[Begin Stored rows]

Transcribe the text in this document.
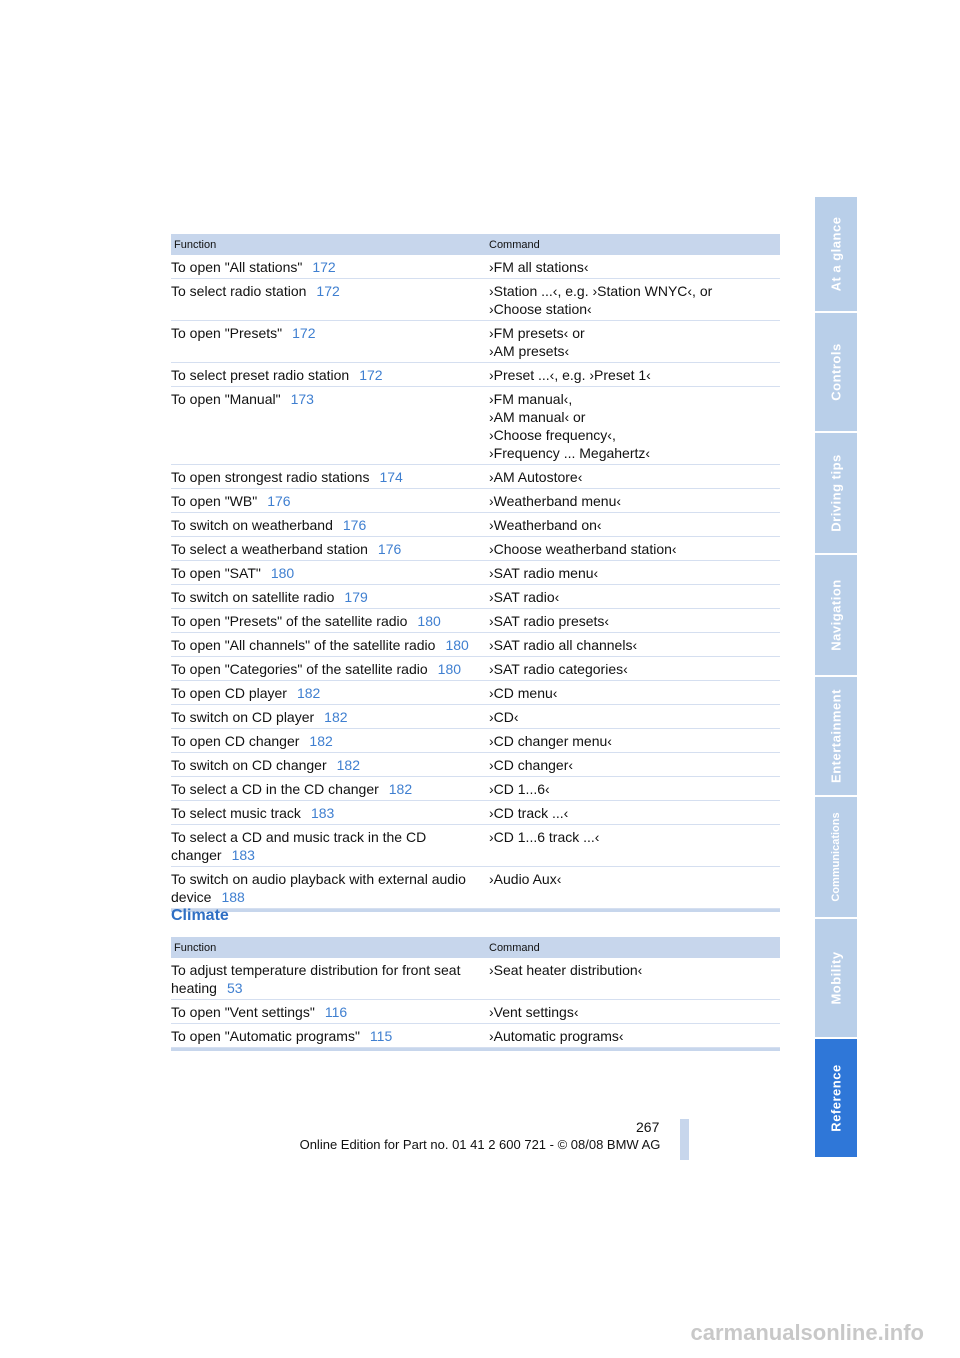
Function	Command
To open "All stations" 172	›FM all stations‹
To select radio station 172	›Station ...‹, e.g. ›Station WNYC‹, or
›Choose station‹
To open "Presets" 172	›FM presets‹ or
›AM presets‹
To select preset radio station 172	›Preset ...‹, e.g. ›Preset 1‹
To open "Manual" 173	›FM manual‹,
›AM manual‹ or
›Choose frequency‹,
›Frequency ... Megahertz‹
To open strongest radio stations 174	›AM Autostore‹
To open "WB" 176	›Weatherband menu‹
To switch on weatherband 176	›Weatherband on‹
To select a weatherband station 176	›Choose weatherband station‹
To open "SAT" 180	›SAT radio menu‹
To switch on satellite radio 179	›SAT radio‹
To open "Presets" of the satellite radio 180	›SAT radio presets‹
To open "All channels" of the satellite radio 180	›SAT radio all channels‹
To open "Categories" of the satellite radio 180	›SAT radio categories‹
To open CD player 182	›CD menu‹
To switch on CD player 182	›CD‹
To open CD changer 182	›CD changer menu‹
To switch on CD changer 182	›CD changer‹
To select a CD in the CD changer 182	›CD 1...6‹
To select music track 183	›CD track ...‹
To select a CD and music track in the CD changer 183
›CD 1...6 track ...‹
To switch on audio playback with external audio device 188
›Audio Aux‹
Climate
Function	Command
To adjust temperature distribution for front seat heating 53
›Seat heater distribution‹
To open "Vent settings" 116	›Vent settings‹
To open "Automatic programs" 115	›Automatic programs‹
At a glance
Controls
Driving tips
Navigation
Entertainment
Communications
Mobility
Reference
267
Online Edition for Part no. 01 41 2 600 721 - © 08/08 BMW AG
carmanualsonline.info
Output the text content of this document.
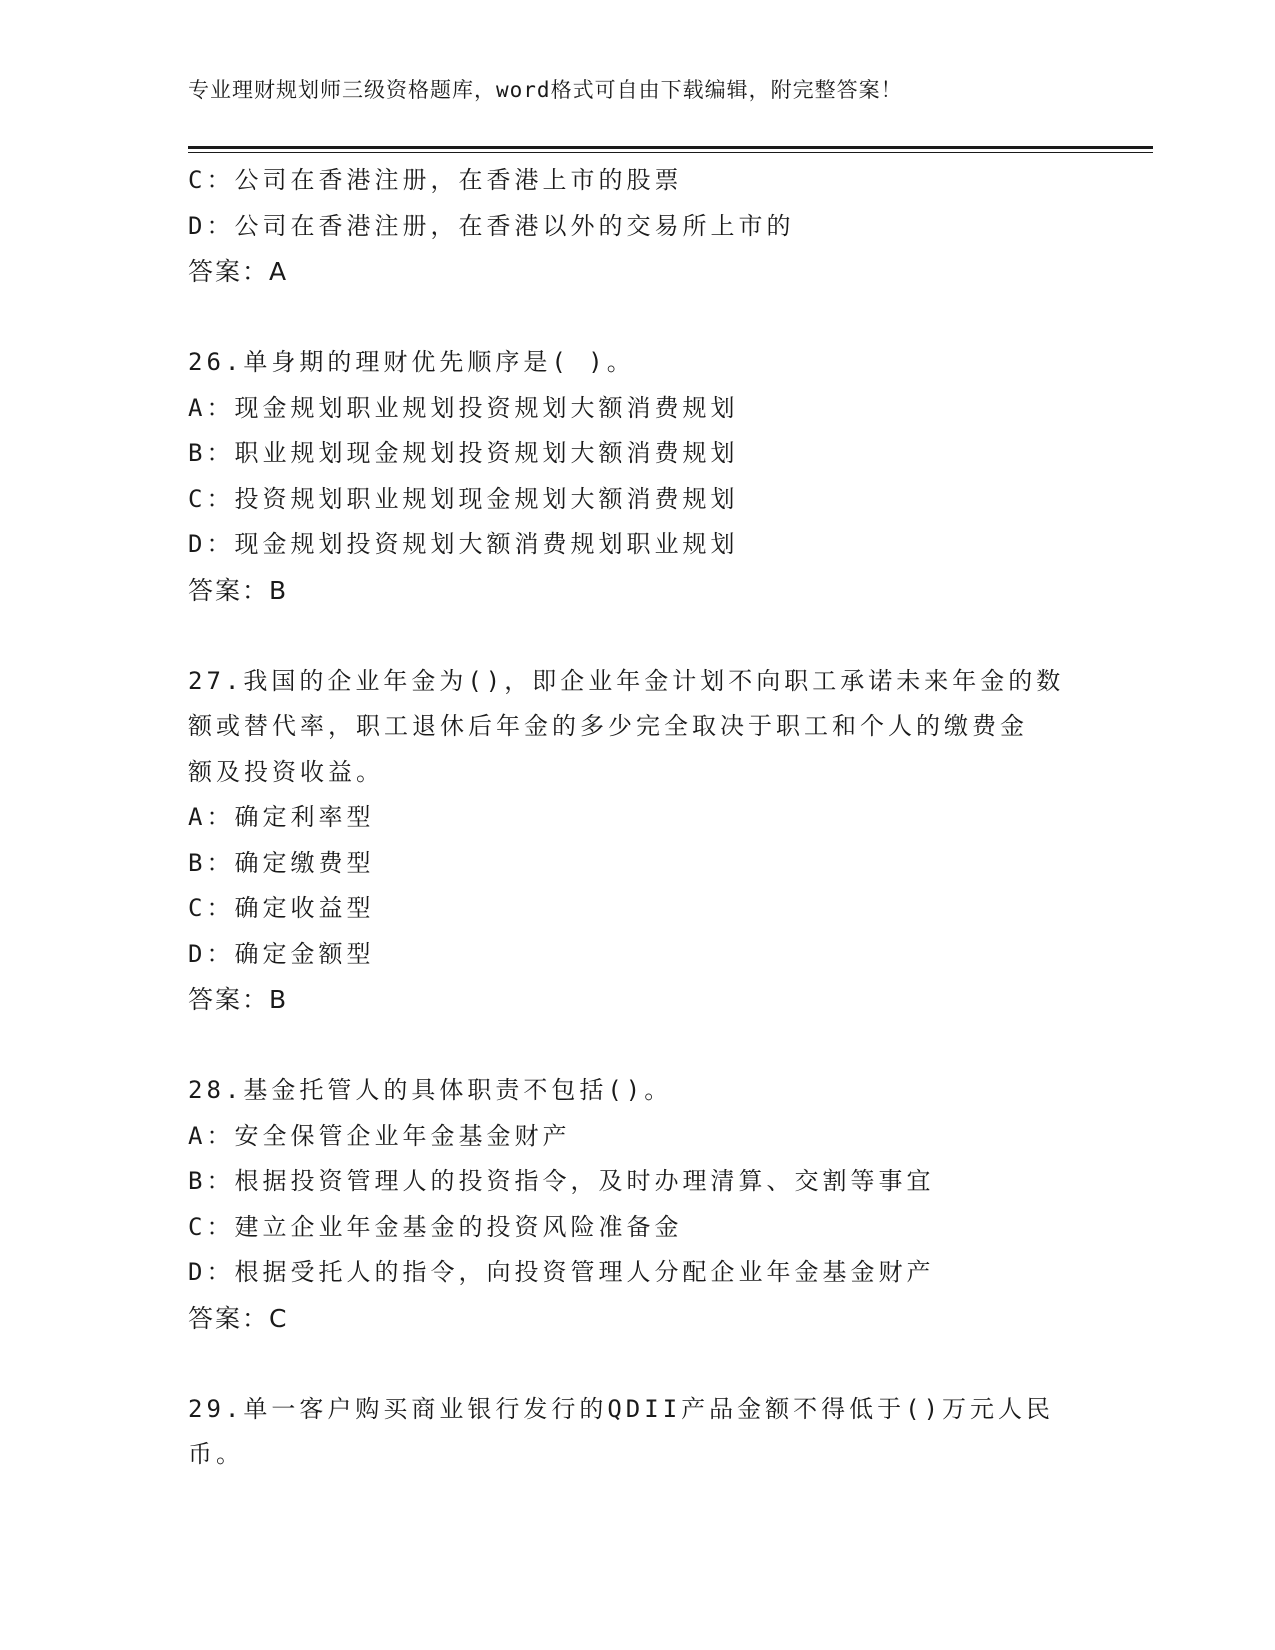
专业理财规划师三级资格题库，word格式可自由下载编辑，附完整答案！
C：公司在香港注册，在香港上市的股票
D：公司在香港注册，在香港以外的交易所上市的
答案：A
26.单身期的理财优先顺序是( )。
A：现金规划职业规划投资规划大额消费规划
B：职业规划现金规划投资规划大额消费规划
C：投资规划职业规划现金规划大额消费规划
D：现金规划投资规划大额消费规划职业规划
答案：B
27.我国的企业年金为()，即企业年金计划不向职工承诺未来年金的数
额或替代率，职工退休后年金的多少完全取决于职工和个人的缴费金
额及投资收益。
A：确定利率型
B：确定缴费型
C：确定收益型
D：确定金额型
答案：B
28.基金托管人的具体职责不包括()。
A：安全保管企业年金基金财产
B：根据投资管理人的投资指令，及时办理清算、交割等事宜
C：建立企业年金基金的投资风险准备金
D：根据受托人的指令，向投资管理人分配企业年金基金财产
答案：C
29.单一客户购买商业银行发行的QDII产品金额不得低于()万元人民
币。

[End Stored rows]

Copy all the lines of data exactly as they appear, dropping any images.

Full output>
Transcribe the text in this document.
Function	Command
To open "All stations" 172	›FM all stations‹
To select radio station 172	›Station ...‹, e.g. ›Station WNYC‹, or
›Choose station‹
To open "Presets" 172	›FM presets‹ or
›AM presets‹
To select preset radio station 172	›Preset ...‹, e.g. ›Preset 1‹
To open "Manual" 173	›FM manual‹,
›AM manual‹ or
›Choose frequency‹,
›Frequency ... Megahertz‹
To open strongest radio stations 174	›AM Autostore‹
To open "WB" 176	›Weatherband menu‹
To switch on weatherband 176	›Weatherband on‹
To select a weatherband station 176	›Choose weatherband station‹
To open "SAT" 180	›SAT radio menu‹
To switch on satellite radio 179	›SAT radio‹
To open "Presets" of the satellite radio 180	›SAT radio presets‹
To open "All channels" of the satellite radio 180	›SAT radio all channels‹
To open "Categories" of the satellite radio 180	›SAT radio categories‹
To open CD player 182	›CD menu‹
To switch on CD player 182	›CD‹
To open CD changer 182	›CD changer menu‹
To switch on CD changer 182	›CD changer‹
To select a CD in the CD changer 182	›CD 1...6‹
To select music track 183	›CD track ...‹
To select a CD and music track in the CD changer 183
›CD 1...6 track ...‹
To switch on audio playback with external audio device 188
›Audio Aux‹
Climate
Function	Command
To adjust temperature distribution for front seat heating 53
›Seat heater distribution‹
To open "Vent settings" 116	›Vent settings‹
To open "Automatic programs" 115	›Automatic programs‹
At a glance
Controls
Driving tips
Navigation
Entertainment
Communications
Mobility
Reference
267
Online Edition for Part no. 01 41 2 600 721 - © 08/08 BMW AG
carmanualsonline.info
Output the text content of this document.
专业理财规划师三级资格题库，word格式可自由下载编辑，附完整答案！
C：公司在香港注册，在香港上市的股票
D：公司在香港注册，在香港以外的交易所上市的
答案：A
26.单身期的理财优先顺序是( )。
A：现金规划职业规划投资规划大额消费规划
B：职业规划现金规划投资规划大额消费规划
C：投资规划职业规划现金规划大额消费规划
D：现金规划投资规划大额消费规划职业规划
答案：B
27.我国的企业年金为()，即企业年金计划不向职工承诺未来年金的数
额或替代率，职工退休后年金的多少完全取决于职工和个人的缴费金
额及投资收益。
A：确定利率型
B：确定缴费型
C：确定收益型
D：确定金额型
答案：B
28.基金托管人的具体职责不包括()。
A：安全保管企业年金基金财产
B：根据投资管理人的投资指令，及时办理清算、交割等事宜
C：建立企业年金基金的投资风险准备金
D：根据受托人的指令，向投资管理人分配企业年金基金财产
答案：C
29.单一客户购买商业银行发行的QDII产品金额不得低于()万元人民
币。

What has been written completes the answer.